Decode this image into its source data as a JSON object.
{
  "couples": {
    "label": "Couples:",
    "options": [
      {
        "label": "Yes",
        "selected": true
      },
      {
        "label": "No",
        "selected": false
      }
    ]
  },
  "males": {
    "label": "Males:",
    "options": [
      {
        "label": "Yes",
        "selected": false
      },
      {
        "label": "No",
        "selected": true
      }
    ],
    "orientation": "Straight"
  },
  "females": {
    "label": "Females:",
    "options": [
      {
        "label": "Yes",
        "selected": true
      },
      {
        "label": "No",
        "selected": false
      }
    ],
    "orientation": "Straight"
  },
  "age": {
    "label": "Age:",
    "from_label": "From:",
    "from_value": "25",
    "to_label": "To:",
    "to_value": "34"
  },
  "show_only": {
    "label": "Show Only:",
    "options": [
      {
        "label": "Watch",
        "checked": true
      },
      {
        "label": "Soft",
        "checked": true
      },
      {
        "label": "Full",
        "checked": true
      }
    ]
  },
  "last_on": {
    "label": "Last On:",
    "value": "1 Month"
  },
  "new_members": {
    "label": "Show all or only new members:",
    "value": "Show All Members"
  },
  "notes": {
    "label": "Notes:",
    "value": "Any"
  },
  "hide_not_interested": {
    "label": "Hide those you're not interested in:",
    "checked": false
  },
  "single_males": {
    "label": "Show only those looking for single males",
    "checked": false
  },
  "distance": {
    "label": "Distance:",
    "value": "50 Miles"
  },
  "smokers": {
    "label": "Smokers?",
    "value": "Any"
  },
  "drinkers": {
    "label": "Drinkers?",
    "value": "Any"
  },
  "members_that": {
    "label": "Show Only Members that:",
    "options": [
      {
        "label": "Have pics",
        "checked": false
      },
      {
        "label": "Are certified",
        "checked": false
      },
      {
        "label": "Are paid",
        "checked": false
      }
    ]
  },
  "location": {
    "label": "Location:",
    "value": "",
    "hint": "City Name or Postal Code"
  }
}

__WHAT TO WORK ON__.
Repeat the listing in full, keeping every line exactly as it is.

__ANSWER BELOW__.
Decode this image into its source data as a JSON object.
{
  "couples": {
    "label": "Couples:",
    "options": [
      {
        "label": "Yes",
        "selected": true
      },
      {
        "label": "No",
        "selected": false
      }
    ]
  },
  "males": {
    "label": "Males:",
    "options": [
      {
        "label": "Yes",
        "selected": false
      },
      {
        "label": "No",
        "selected": true
      }
    ],
    "orientation": "Straight"
  },
  "females": {
    "label": "Females:",
    "options": [
      {
        "label": "Yes",
        "selected": true
      },
      {
        "label": "No",
        "selected": false
      }
    ],
    "orientation": "Straight"
  },
  "age": {
    "label": "Age:",
    "from_label": "From:",
    "from_value": "25",
    "to_label": "To:",
    "to_value": "34"
  },
  "show_only": {
    "label": "Show Only:",
    "options": [
      {
        "label": "Watch",
        "checked": true
      },
      {
        "label": "Soft",
        "checked": true
      },
      {
        "label": "Full",
        "checked": true
      }
    ]
  },
  "last_on": {
    "label": "Last On:",
    "value": "1 Month"
  },
  "new_members": {
    "label": "Show all or only new members:",
    "value": "Show All Members"
  },
  "notes": {
    "label": "Notes:",
    "value": "Any"
  },
  "hide_not_interested": {
    "label": "Hide those you're not interested in:",
    "checked": false
  },
  "single_males": {
    "label": "Show only those looking for single males",
    "checked": false
  },
  "distance": {
    "label": "Distance:",
    "value": "50 Miles"
  },
  "smokers": {
    "label": "Smokers?",
    "value": "Any"
  },
  "drinkers": {
    "label": "Drinkers?",
    "value": "Any"
  },
  "members_that": {
    "label": "Show Only Members that:",
    "options": [
      {
        "label": "Have pics",
        "checked": false
      },
      {
        "label": "Are certified",
        "checked": false
      },
      {
        "label": "Are paid",
        "checked": false
      }
    ]
  },
  "location": {
    "label": "Location:",
    "value": "",
    "hint": "City Name or Postal Code"
  }
}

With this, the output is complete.